____ Text provided

Now, I buy organic cotton clothing, compost all our scraps, have a garden, can fruits, have no gaming system, live as a vegetarian, and drive a Prius. How far I strayed.

Over these years, I let my sports religiosity drift, too. As a kid I had a huge sports card collection, and would pour over the box scores each and every day. I played soccer, but I followed the main stream sports without question. At some point over the last ten years, though, I became a fervent “alternative” sports practitioner and dropped my fanhood. Can you believe it? I used to love the Sharks, Giants, Niners, and even the A’s, but if you asked me, now, to name a player on any of those teams, I couldn’t do it.

I’ve gone to a different major sporting event each of the last few years since my son was born, from hockey, to baseball and now football, in an attempt to maybe rekindle something. With my son growing up, I don’t want to deny him a chance at a normal life, so I feel it is my obligation to teach him how to play all these sports, and take him to professional games. I have to tell you though, at each and every pro game we have gone to, I have felt out of place, bored, and a little scared of the fans. At the football game, I intensely felt all three.

________

▶ _Requirement 1_: Return everything from "Now, I buy organic" down to "far I strayed." in the sports fandom passage, copied word for word.
▶ _Requirement 2_: According to the sports fandom passage, what car does the writer drive?

____ Data

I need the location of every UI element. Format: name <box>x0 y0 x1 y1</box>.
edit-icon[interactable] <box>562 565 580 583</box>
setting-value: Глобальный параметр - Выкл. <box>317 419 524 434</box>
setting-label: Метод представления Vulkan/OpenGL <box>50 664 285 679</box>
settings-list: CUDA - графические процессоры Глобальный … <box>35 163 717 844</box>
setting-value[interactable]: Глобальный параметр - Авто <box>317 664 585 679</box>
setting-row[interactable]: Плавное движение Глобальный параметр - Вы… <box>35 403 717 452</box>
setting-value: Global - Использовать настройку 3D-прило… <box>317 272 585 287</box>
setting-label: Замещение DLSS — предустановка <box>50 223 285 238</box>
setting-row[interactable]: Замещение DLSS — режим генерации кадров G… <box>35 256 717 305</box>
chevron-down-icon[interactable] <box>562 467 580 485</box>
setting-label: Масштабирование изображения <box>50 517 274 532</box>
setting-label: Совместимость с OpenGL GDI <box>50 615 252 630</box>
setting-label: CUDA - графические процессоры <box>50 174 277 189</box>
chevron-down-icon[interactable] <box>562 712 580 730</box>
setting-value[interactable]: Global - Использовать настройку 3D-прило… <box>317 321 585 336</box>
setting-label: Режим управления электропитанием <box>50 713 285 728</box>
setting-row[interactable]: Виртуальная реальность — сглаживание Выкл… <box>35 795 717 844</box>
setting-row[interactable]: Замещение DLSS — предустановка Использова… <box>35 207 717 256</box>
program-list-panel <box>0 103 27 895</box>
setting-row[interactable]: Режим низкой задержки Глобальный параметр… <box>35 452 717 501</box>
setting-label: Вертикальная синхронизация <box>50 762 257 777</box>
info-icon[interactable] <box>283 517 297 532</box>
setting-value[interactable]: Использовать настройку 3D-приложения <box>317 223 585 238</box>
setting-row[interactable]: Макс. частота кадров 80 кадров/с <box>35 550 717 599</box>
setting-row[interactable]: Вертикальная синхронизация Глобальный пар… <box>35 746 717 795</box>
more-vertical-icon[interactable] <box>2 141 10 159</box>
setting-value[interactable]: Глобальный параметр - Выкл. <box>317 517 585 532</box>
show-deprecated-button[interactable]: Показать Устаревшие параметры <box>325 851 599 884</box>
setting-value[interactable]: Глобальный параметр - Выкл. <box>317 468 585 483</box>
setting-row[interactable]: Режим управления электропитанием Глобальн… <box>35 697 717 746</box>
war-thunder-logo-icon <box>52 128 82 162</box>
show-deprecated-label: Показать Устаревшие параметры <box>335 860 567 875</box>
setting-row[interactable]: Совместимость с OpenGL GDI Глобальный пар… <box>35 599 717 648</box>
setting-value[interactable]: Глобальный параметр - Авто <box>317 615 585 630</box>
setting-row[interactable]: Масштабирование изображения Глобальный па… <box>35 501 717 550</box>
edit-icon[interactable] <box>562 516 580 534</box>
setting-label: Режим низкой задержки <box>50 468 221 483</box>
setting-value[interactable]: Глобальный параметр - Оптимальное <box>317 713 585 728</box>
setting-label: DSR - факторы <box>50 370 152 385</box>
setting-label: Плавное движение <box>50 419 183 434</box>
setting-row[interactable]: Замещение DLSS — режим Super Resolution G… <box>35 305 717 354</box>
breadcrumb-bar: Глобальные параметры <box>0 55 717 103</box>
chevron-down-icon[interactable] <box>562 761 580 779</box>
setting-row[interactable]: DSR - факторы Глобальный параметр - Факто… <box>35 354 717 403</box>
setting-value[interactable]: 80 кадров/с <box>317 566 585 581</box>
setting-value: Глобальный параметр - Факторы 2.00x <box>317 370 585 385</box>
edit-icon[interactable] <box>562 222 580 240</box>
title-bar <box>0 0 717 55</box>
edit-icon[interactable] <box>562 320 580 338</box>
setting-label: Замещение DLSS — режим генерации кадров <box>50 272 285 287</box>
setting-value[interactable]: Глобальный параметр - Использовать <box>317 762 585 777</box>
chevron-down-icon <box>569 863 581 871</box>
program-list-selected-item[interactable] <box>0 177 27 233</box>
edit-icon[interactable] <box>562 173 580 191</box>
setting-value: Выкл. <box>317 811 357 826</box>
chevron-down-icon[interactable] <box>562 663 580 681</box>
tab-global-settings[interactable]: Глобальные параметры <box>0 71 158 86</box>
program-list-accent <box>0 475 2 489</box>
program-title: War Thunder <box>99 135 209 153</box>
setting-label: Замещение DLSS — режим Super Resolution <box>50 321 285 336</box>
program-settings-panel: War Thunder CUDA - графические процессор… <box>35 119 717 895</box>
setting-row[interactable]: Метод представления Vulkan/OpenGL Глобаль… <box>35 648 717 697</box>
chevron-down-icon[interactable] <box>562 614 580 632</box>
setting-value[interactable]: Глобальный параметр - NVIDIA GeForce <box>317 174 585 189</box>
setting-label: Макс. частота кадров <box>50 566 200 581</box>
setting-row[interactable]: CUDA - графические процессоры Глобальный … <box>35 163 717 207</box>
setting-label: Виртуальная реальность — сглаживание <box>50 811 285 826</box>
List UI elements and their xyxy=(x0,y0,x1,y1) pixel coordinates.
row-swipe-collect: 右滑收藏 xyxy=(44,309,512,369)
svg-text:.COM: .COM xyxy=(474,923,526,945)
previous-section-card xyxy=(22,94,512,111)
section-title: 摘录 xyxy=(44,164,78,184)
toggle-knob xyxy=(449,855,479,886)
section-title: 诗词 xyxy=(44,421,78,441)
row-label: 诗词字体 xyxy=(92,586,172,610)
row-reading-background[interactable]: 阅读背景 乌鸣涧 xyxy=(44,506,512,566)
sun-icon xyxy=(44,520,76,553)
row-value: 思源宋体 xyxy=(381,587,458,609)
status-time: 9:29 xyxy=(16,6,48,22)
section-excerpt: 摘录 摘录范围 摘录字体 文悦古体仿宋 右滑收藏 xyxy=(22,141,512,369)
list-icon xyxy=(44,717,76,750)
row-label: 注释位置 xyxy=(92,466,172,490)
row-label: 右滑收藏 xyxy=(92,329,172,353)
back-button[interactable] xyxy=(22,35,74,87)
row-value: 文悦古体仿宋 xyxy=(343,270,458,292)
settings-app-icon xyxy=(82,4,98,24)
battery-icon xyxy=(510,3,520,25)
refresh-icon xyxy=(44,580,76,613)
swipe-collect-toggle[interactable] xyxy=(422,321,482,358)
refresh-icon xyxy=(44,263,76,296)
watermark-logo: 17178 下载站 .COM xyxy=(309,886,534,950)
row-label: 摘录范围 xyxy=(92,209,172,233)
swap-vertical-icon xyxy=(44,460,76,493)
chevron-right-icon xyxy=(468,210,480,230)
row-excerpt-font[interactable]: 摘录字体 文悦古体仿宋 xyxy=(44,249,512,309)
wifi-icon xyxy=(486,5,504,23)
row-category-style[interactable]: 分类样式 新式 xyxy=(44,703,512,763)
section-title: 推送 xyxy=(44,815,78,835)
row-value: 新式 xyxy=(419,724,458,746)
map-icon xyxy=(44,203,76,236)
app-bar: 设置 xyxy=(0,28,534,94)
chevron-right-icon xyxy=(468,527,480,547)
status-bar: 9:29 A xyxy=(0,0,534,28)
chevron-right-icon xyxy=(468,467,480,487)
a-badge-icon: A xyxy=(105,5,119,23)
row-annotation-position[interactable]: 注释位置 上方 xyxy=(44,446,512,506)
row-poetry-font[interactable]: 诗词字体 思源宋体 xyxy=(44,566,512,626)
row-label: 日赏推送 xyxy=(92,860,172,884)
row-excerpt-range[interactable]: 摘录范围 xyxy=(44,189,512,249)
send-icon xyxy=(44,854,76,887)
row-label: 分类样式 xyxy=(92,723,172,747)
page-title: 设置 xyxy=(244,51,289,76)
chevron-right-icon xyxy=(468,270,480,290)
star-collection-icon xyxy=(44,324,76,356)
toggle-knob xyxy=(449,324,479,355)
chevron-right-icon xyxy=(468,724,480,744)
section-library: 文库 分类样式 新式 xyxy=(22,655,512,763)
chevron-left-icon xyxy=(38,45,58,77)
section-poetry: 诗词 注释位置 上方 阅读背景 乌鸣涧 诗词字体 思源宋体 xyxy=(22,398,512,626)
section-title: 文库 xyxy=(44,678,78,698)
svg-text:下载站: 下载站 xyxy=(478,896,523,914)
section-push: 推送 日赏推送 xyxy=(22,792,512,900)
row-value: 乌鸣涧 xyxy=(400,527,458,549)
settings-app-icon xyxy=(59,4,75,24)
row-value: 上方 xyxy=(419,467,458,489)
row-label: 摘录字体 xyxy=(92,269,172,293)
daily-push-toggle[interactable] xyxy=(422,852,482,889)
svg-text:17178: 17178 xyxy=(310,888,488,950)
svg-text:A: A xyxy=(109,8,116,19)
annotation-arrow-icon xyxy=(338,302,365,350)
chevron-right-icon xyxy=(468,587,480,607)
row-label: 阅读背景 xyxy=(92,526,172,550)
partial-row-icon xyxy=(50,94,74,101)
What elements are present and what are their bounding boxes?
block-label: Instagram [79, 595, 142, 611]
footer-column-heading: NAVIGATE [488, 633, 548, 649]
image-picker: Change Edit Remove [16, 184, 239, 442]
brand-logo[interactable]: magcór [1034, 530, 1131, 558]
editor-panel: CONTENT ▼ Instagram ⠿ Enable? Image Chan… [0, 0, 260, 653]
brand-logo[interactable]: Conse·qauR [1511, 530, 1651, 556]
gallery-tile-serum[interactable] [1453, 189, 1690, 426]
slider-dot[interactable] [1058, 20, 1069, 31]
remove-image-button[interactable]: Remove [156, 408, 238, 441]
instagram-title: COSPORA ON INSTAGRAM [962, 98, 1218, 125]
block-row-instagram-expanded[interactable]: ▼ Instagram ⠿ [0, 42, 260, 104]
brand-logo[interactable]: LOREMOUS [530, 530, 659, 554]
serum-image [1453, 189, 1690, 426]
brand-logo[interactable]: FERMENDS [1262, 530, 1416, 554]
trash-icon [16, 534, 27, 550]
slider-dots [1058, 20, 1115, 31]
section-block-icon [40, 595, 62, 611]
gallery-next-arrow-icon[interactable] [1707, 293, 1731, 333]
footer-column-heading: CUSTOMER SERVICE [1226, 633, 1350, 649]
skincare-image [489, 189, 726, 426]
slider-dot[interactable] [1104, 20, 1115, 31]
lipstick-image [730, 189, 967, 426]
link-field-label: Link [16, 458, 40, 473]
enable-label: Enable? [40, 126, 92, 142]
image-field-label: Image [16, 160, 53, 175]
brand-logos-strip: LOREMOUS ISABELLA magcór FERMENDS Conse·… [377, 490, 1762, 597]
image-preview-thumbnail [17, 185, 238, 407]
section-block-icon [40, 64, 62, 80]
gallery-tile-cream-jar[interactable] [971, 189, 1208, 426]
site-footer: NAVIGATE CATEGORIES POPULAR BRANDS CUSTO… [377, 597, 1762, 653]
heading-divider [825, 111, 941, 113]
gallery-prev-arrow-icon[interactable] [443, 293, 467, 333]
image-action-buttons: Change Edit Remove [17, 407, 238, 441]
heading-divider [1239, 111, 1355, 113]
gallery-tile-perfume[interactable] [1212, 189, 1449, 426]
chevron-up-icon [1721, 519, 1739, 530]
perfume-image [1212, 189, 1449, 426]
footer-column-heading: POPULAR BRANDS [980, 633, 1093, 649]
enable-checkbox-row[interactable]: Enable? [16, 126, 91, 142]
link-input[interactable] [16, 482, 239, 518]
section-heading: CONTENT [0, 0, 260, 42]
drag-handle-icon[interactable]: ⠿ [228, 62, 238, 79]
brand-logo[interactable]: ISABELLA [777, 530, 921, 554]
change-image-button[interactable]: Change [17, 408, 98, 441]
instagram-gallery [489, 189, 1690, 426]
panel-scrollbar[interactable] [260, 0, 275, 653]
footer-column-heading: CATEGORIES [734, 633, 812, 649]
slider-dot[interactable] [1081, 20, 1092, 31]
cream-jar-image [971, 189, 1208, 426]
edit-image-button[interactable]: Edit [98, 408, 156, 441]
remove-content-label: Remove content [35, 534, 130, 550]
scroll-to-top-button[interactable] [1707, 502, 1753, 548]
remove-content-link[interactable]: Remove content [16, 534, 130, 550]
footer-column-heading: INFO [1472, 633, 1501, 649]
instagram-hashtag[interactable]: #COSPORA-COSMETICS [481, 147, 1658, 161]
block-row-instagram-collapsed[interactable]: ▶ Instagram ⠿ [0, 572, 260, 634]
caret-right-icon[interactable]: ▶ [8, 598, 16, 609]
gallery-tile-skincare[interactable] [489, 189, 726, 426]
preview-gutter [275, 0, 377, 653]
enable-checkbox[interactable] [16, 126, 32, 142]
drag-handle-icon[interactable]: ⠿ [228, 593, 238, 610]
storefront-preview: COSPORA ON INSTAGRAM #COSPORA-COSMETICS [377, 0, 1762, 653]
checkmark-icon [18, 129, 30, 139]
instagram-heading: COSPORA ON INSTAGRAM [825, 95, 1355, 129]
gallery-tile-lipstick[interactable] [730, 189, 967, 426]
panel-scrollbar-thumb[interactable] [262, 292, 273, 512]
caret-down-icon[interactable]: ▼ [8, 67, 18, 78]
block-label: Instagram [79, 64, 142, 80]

________

▶ _Written response 1_:
Now, I buy organic cotton clothing, compost all our scraps, have a garden, can fruits, have no gaming system, live as a vegetarian, and drive a Prius. How far I strayed.

▶ _Written response 2_: A Prius.